/---
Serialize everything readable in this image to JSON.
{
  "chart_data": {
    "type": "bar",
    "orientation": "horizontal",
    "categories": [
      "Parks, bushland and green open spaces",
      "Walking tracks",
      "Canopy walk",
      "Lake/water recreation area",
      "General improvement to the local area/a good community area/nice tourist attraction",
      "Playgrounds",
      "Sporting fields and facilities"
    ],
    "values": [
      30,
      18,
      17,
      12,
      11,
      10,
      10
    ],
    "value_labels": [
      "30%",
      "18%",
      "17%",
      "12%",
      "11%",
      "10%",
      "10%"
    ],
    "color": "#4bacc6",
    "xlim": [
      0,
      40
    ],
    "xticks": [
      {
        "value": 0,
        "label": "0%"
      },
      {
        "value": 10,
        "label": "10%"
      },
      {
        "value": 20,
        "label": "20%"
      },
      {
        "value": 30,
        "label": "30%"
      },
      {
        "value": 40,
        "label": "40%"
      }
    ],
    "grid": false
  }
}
\---
/---
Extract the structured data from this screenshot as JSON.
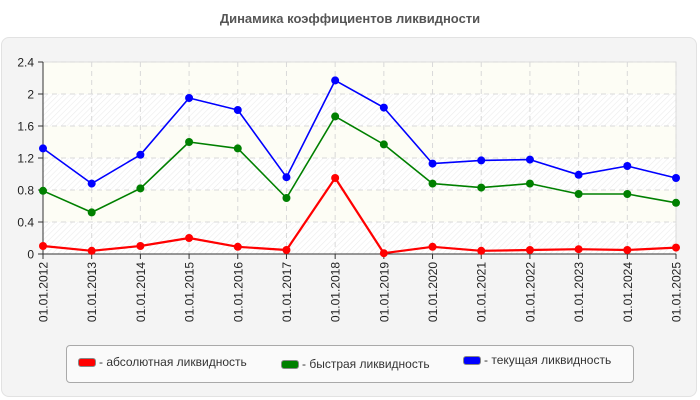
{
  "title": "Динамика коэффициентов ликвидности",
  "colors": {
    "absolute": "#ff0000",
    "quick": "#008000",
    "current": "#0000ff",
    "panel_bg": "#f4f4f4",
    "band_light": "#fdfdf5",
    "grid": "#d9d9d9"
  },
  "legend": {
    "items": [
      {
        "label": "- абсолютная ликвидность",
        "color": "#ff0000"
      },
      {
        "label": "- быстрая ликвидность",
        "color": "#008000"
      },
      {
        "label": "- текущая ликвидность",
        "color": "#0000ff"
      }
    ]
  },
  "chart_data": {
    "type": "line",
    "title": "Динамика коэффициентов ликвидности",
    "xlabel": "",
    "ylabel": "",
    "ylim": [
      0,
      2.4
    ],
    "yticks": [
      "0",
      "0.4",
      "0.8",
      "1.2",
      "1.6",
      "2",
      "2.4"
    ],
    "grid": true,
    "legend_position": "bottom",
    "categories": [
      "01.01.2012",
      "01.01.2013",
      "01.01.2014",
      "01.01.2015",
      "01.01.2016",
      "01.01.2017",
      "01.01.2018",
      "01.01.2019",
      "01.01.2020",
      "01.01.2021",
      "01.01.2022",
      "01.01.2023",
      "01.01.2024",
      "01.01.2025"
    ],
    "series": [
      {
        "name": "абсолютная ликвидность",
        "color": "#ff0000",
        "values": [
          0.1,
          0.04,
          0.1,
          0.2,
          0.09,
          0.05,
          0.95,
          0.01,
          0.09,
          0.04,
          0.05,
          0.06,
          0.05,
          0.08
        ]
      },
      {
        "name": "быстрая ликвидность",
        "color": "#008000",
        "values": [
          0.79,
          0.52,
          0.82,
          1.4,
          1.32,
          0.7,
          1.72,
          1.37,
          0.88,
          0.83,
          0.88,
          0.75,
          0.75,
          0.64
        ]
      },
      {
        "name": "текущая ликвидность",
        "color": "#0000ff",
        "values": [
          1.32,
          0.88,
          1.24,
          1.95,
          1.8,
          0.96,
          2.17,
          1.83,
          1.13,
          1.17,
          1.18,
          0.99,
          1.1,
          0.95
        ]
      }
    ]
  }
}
\---
/---
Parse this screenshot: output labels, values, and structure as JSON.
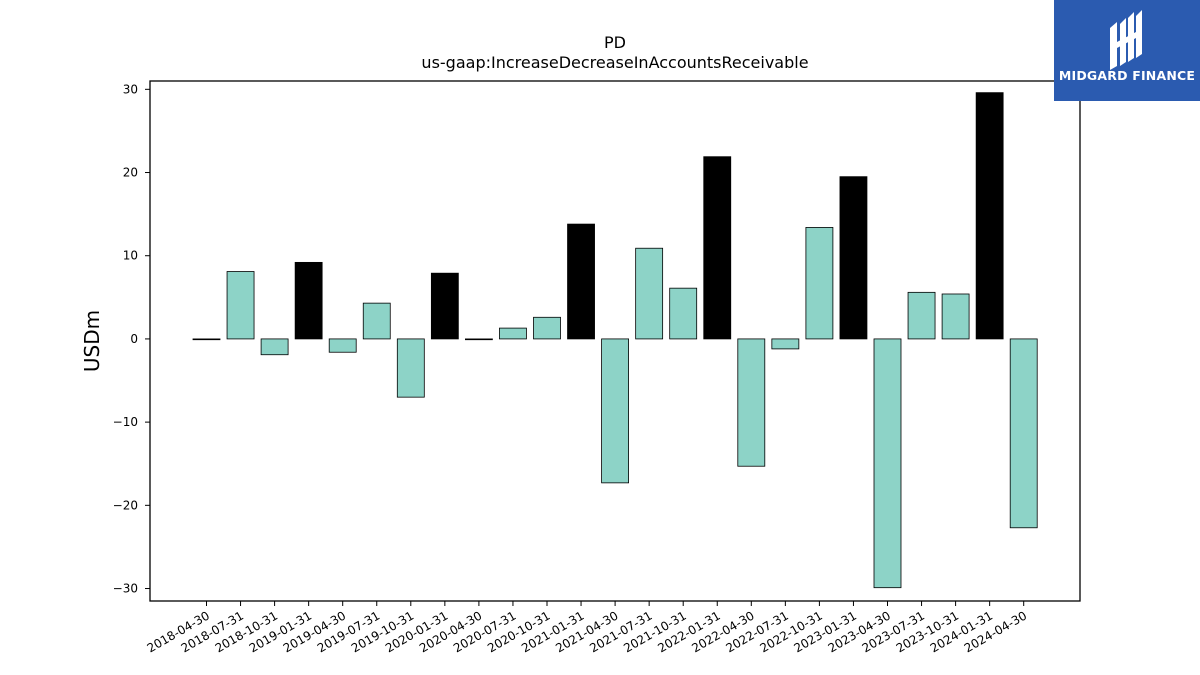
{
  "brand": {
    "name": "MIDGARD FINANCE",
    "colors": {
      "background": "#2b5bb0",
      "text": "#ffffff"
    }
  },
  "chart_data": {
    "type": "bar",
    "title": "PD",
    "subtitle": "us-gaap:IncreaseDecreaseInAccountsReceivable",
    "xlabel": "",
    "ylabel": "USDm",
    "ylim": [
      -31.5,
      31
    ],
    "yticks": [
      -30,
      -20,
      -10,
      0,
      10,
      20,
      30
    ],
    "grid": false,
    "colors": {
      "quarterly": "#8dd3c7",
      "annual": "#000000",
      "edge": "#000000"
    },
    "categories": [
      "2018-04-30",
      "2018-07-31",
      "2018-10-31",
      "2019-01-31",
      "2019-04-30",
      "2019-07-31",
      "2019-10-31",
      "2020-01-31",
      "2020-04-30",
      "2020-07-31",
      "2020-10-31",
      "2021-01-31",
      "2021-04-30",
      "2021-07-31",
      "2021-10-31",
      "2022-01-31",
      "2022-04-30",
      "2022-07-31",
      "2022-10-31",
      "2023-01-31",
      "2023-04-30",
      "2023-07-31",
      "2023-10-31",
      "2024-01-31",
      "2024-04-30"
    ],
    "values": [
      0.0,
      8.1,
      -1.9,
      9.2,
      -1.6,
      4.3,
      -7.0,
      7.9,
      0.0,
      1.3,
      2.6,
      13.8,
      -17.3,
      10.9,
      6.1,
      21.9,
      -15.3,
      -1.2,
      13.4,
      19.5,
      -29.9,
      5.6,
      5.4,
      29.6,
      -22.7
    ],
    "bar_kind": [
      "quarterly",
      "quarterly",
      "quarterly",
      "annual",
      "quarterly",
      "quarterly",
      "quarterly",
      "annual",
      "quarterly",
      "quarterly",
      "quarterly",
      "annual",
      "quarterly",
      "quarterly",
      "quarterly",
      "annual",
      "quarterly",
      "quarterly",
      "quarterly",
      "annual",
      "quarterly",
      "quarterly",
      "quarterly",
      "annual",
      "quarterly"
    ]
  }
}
\---
> _OBJECTIVE_: List all lines holding the string "name".

> _PROBLEM SOLUTION_:
        "name": "абсолютная ликвидность",
        "name": "быстрая ликвидность",
        "name": "текущая ликвидность",
    "name": "MIDGARD FINANCE",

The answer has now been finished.